Identify the lines bearing the string "assessed" and gather them.

========

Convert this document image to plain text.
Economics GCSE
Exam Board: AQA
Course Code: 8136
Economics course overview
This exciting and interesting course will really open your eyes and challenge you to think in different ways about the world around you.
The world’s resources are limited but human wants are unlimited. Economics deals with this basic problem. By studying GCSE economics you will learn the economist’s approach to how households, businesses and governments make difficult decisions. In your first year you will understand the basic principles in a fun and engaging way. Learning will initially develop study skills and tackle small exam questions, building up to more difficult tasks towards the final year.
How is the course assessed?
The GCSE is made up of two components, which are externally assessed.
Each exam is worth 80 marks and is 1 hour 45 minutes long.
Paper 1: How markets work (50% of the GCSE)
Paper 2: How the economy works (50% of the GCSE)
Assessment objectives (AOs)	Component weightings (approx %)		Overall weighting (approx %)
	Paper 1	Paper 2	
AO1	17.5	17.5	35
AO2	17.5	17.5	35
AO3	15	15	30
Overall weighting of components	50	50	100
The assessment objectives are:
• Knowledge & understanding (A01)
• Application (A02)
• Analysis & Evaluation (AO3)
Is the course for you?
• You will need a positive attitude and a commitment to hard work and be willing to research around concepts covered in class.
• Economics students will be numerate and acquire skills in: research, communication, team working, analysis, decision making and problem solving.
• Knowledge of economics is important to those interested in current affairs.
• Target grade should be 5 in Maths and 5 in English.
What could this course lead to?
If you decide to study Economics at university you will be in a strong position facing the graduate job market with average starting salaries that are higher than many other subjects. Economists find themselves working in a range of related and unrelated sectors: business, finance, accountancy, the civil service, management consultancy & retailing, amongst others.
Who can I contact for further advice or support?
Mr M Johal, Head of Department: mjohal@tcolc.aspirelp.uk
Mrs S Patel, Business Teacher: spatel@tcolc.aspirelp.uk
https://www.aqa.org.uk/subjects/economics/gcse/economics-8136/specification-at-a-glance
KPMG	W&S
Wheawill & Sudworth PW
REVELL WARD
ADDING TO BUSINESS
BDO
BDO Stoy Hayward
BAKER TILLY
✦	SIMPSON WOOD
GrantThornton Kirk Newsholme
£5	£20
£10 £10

========

### [Reply to the task]
How is the course assessed?
The GCSE is made up of two components, which are externally assessed.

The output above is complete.